_GIVEN TASK_. Please pull out the lines of the records from the very first one through the line containing "cell-j-value: 00000011 xyxy=(819,377,950,407)", and reproduce each of them unchanged.

************

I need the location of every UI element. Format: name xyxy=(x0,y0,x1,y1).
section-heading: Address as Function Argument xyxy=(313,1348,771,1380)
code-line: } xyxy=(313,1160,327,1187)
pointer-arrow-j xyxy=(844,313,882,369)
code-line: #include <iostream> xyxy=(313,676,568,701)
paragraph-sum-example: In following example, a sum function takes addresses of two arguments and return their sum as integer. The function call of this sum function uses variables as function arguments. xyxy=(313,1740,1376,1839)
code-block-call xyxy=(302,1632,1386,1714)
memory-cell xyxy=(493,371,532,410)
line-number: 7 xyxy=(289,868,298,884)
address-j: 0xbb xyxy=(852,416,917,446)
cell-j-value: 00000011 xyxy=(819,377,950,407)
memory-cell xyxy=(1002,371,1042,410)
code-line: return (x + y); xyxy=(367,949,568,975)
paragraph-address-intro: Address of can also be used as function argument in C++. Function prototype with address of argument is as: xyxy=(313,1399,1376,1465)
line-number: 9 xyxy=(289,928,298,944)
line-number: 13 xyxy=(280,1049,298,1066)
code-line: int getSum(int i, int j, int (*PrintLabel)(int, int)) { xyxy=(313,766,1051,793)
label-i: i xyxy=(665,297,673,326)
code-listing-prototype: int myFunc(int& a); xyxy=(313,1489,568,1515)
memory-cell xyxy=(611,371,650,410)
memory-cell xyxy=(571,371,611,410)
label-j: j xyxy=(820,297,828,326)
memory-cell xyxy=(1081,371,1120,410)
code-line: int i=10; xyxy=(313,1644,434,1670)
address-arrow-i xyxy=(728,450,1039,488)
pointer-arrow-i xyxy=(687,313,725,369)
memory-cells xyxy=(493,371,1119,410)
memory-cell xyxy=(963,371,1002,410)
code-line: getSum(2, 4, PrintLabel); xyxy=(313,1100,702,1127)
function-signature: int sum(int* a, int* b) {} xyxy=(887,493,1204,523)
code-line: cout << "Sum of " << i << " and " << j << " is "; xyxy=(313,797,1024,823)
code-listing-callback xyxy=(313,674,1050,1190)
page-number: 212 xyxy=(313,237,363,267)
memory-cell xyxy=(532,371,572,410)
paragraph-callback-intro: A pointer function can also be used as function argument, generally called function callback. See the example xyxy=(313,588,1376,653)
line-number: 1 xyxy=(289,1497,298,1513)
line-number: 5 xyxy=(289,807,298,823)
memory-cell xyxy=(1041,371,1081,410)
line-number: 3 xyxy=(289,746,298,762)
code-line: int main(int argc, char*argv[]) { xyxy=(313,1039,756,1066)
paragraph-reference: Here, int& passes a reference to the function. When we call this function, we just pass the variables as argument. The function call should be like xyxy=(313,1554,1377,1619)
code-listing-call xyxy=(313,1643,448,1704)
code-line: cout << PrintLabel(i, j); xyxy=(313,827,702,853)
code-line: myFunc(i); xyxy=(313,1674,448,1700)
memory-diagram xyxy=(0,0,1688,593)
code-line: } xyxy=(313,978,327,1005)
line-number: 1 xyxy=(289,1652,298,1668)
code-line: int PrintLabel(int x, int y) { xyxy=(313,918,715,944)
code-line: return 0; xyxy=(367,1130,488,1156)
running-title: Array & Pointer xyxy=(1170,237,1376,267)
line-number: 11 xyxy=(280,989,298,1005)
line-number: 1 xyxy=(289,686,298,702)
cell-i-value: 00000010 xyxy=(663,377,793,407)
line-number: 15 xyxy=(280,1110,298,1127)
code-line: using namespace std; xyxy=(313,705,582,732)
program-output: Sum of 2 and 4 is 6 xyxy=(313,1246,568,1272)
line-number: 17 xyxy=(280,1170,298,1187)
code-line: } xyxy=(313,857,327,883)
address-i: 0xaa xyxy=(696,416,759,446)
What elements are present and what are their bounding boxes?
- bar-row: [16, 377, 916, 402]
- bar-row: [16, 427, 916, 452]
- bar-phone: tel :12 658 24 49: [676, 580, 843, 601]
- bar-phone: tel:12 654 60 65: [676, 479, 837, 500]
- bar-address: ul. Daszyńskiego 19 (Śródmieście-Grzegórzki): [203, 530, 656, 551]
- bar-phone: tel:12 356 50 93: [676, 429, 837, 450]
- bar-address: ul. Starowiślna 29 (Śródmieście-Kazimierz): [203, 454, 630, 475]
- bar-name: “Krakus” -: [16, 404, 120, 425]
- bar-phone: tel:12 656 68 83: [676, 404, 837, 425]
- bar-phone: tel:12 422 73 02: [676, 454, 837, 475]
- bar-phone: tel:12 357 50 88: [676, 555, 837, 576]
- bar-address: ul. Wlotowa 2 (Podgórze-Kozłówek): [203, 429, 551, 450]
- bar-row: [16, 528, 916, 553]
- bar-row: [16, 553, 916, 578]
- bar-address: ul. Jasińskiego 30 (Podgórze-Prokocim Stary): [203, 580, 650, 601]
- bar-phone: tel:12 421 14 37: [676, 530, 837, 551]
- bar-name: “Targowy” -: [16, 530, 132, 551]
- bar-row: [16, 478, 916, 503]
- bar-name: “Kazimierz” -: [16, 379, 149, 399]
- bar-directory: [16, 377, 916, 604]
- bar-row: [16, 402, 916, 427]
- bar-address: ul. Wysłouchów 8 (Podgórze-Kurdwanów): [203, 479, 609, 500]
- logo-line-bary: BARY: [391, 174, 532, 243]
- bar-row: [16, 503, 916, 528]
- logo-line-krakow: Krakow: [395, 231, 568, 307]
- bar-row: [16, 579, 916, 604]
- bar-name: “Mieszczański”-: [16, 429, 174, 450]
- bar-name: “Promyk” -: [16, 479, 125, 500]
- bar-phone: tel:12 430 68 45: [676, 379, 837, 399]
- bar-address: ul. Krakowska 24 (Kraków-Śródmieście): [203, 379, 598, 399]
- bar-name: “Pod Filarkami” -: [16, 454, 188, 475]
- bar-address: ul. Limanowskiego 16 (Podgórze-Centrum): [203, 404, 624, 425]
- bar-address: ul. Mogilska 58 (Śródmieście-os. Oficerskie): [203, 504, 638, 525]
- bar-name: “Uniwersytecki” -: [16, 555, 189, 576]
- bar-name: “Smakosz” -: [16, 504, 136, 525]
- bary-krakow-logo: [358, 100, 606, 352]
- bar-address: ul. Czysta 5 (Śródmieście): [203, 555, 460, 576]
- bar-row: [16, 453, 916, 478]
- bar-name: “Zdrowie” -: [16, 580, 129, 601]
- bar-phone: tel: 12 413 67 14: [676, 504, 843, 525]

************

_FINAL RESULT_.
I need the location of every UI element. Format: name xyxy=(x0,y0,x1,y1).
section-heading: Address as Function Argument xyxy=(313,1348,771,1380)
code-line: } xyxy=(313,1160,327,1187)
pointer-arrow-j xyxy=(844,313,882,369)
code-line: #include <iostream> xyxy=(313,676,568,701)
paragraph-sum-example: In following example, a sum function takes addresses of two arguments and return their sum as integer. The function call of this sum function uses variables as function arguments. xyxy=(313,1740,1376,1839)
code-block-call xyxy=(302,1632,1386,1714)
memory-cell xyxy=(493,371,532,410)
line-number: 7 xyxy=(289,868,298,884)
address-j: 0xbb xyxy=(852,416,917,446)
cell-j-value: 00000011 xyxy=(819,377,950,407)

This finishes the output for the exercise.